Set problem:
Determine how many lines carry the word "value". Output that number only.

Items from a dataset
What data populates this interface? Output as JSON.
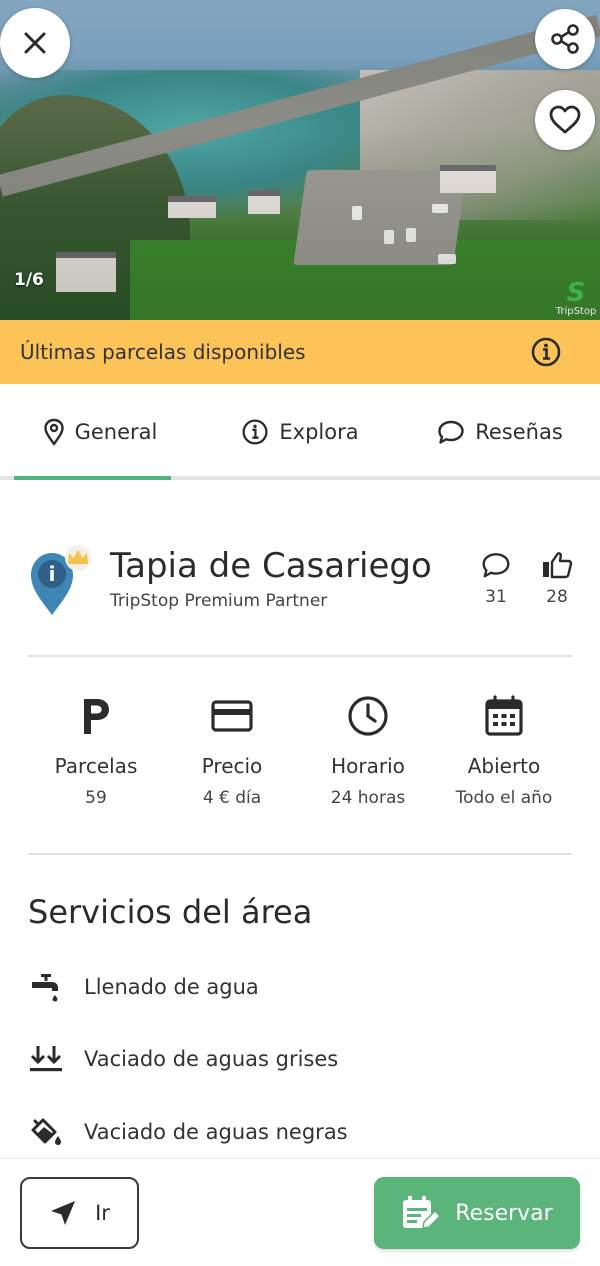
{
  "hero": {
    "counter": "1/6",
    "watermark": "TripStop"
  },
  "banner": {
    "text": "Últimas parcelas disponibles"
  },
  "tabs": [
    {
      "label": "General",
      "icon": "location-pin-icon",
      "active": true
    },
    {
      "label": "Explora",
      "icon": "info-icon",
      "active": false
    },
    {
      "label": "Reseñas",
      "icon": "comment-icon",
      "active": false
    }
  ],
  "place": {
    "title": "Tapia de Casariego",
    "subtitle": "TripStop Premium Partner",
    "comments_count": "31",
    "likes_count": "28"
  },
  "info": [
    {
      "label": "Parcelas",
      "value": "59",
      "icon": "parking-icon"
    },
    {
      "label": "Precio",
      "value": "4 € día",
      "icon": "credit-card-icon"
    },
    {
      "label": "Horario",
      "value": "24 horas",
      "icon": "clock-icon"
    },
    {
      "label": "Abierto",
      "value": "Todo el año",
      "icon": "calendar-icon"
    }
  ],
  "services": {
    "title": "Servicios del área",
    "items": [
      {
        "label": "Llenado de agua",
        "icon": "water-tap-icon"
      },
      {
        "label": "Vaciado de aguas grises",
        "icon": "grey-water-drain-icon"
      },
      {
        "label": "Vaciado de aguas negras",
        "icon": "black-water-drain-icon"
      }
    ]
  },
  "actions": {
    "go_label": "Ir",
    "book_label": "Reservar"
  },
  "colors": {
    "accent_green": "#5bb57a",
    "banner_yellow": "#fcc458",
    "pin_blue": "#3d86b5",
    "crown_gold": "#f5c24c"
  }
}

Answer for the task:
4